Records excerpted from a collection

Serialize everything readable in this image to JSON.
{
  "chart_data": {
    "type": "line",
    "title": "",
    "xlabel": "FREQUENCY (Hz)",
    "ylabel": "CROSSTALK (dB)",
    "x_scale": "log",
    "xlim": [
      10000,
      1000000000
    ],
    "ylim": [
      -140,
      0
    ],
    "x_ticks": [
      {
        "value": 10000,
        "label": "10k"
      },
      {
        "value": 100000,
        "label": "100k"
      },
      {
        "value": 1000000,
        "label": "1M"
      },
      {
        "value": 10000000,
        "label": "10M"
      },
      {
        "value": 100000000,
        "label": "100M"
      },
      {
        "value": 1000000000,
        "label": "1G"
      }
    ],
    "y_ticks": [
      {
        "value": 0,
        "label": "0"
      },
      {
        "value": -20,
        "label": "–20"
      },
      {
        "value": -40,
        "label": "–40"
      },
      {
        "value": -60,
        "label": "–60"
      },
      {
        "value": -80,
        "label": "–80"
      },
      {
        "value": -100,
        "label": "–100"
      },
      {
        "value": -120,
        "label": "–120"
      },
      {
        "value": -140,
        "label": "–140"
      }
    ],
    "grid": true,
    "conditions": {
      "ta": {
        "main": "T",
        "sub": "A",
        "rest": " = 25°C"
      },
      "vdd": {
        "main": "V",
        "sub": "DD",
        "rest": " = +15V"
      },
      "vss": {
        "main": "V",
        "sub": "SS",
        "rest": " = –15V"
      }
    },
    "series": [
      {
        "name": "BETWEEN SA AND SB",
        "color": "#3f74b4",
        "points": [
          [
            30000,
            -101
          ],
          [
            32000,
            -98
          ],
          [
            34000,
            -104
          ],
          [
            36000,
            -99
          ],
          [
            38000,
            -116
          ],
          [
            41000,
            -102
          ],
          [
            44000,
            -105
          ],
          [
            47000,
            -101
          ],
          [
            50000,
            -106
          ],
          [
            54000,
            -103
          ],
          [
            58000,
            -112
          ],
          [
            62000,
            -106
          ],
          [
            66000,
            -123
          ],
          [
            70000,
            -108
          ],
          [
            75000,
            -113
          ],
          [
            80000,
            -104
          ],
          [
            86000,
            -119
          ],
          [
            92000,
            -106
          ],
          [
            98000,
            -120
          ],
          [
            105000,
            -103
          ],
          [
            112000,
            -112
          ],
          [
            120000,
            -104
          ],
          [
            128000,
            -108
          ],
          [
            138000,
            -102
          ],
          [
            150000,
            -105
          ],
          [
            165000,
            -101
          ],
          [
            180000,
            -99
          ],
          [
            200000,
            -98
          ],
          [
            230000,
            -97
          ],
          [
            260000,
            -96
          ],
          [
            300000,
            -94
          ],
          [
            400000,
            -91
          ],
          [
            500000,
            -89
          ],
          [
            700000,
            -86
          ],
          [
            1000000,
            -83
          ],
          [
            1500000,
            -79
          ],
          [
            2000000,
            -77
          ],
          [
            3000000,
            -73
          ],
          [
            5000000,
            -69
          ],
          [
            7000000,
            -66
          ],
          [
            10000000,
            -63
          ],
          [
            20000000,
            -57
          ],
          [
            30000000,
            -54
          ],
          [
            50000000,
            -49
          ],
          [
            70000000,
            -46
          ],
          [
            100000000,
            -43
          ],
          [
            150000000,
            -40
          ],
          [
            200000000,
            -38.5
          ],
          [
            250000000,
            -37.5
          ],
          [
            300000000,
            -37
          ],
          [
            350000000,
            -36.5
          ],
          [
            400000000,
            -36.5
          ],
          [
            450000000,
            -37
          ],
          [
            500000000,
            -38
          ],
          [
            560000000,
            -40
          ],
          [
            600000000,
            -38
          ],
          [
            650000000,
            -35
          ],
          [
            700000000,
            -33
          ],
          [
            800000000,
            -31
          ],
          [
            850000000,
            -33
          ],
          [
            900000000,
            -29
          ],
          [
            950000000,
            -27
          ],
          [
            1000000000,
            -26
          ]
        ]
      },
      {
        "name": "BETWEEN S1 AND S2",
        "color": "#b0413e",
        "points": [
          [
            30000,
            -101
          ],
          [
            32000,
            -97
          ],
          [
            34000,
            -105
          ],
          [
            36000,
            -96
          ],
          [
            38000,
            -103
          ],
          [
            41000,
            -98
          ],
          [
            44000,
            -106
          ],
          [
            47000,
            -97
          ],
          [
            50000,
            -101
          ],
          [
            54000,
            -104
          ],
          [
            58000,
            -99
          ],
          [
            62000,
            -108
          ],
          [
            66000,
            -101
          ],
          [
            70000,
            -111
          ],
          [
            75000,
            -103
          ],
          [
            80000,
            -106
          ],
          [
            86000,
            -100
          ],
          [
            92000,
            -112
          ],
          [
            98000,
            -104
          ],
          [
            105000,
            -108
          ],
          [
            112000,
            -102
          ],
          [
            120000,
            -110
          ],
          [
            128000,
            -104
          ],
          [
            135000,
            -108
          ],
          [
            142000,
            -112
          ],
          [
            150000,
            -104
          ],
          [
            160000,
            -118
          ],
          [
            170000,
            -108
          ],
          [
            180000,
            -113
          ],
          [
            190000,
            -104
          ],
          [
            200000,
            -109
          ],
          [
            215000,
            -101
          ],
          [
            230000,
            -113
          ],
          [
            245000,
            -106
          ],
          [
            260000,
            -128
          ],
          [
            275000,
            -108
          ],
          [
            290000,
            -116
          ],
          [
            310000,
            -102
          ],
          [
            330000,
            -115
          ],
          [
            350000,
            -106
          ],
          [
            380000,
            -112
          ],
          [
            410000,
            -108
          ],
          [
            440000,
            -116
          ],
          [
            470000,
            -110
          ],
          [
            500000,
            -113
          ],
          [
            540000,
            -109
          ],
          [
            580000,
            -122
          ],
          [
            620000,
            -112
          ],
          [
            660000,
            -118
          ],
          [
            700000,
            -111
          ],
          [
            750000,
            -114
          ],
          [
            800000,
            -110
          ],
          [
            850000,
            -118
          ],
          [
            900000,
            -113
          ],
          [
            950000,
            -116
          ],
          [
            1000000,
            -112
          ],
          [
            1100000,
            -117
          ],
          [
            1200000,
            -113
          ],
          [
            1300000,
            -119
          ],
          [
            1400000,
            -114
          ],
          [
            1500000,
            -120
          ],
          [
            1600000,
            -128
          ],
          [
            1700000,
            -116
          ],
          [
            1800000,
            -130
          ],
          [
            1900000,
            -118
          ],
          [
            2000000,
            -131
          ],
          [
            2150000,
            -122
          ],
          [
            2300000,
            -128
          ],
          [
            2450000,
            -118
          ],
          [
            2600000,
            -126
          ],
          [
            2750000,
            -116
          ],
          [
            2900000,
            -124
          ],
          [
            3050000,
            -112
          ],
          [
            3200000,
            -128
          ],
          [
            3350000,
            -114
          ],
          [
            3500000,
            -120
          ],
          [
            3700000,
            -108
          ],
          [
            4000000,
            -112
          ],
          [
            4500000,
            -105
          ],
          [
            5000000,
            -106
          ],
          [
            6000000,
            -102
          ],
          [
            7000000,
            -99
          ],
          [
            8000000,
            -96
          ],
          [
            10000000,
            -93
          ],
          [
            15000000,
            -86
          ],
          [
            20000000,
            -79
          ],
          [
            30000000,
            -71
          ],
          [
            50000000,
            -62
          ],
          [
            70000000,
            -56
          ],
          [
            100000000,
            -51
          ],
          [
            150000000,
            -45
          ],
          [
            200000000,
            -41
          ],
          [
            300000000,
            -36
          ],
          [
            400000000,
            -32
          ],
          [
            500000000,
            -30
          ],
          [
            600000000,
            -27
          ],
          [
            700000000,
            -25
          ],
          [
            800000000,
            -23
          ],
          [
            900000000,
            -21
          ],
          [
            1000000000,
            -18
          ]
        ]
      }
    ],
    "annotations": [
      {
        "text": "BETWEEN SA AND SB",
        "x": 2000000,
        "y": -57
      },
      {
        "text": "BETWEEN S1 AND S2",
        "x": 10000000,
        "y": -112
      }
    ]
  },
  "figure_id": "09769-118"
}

## [Instructions for the task]
Only the number is wanted: how many lines of the data contain the word "text"?

## [Reply to the exercise]
2